- **REQUIREMENTS**
Exactly repeat the line that contains "Output the text content of this document.", then every line after it up to and including the final line.

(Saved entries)
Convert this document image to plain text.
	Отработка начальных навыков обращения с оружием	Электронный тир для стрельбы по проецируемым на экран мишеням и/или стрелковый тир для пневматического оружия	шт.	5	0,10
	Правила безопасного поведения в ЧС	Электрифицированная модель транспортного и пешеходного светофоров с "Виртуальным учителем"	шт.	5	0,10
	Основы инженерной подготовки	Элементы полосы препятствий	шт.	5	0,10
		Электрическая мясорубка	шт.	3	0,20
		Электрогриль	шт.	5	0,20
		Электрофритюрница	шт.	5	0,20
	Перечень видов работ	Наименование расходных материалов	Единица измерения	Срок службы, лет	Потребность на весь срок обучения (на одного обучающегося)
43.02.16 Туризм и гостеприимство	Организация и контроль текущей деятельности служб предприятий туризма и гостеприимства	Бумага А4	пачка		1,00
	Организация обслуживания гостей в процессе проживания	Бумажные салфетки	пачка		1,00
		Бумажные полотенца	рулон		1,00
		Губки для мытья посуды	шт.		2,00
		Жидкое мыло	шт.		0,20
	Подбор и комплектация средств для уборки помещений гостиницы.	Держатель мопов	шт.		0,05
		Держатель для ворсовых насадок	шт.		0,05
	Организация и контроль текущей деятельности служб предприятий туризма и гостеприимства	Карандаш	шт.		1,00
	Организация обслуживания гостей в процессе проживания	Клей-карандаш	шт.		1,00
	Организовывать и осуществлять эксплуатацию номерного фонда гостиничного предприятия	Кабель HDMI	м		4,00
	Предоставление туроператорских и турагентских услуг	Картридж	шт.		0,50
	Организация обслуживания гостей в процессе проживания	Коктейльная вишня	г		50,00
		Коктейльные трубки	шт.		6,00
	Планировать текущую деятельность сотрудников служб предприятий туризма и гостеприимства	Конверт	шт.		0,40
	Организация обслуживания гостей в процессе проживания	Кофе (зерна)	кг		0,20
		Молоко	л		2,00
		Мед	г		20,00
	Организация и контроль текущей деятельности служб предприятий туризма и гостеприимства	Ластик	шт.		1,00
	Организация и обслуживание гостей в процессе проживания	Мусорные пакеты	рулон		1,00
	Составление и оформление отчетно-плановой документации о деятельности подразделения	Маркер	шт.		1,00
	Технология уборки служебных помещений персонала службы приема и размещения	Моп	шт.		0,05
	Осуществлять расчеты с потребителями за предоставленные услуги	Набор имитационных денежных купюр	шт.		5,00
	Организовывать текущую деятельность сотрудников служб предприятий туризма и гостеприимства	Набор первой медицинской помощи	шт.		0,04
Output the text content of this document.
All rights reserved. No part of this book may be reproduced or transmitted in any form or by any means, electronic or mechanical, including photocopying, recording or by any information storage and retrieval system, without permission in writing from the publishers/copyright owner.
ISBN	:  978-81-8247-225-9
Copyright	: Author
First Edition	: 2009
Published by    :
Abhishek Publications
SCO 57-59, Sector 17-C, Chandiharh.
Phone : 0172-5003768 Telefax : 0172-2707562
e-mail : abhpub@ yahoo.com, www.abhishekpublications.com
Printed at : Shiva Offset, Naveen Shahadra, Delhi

- **RESULT**
Output the text content of this document.
All rights reserved. No part of this book may be reproduced or transmitted in any form or by any means, electronic or mechanical, including photocopying, recording or by any information storage and retrieval system, without permission in writing from the publishers/copyright owner.
ISBN	:  978-81-8247-225-9
Copyright	: Author
First Edition	: 2009
Published by    :
Abhishek Publications
SCO 57-59, Sector 17-C, Chandiharh.
Phone : 0172-5003768 Telefax : 0172-2707562
e-mail : abhpub@ yahoo.com, www.abhishekpublications.com
Printed at : Shiva Offset, Naveen Shahadra, Delhi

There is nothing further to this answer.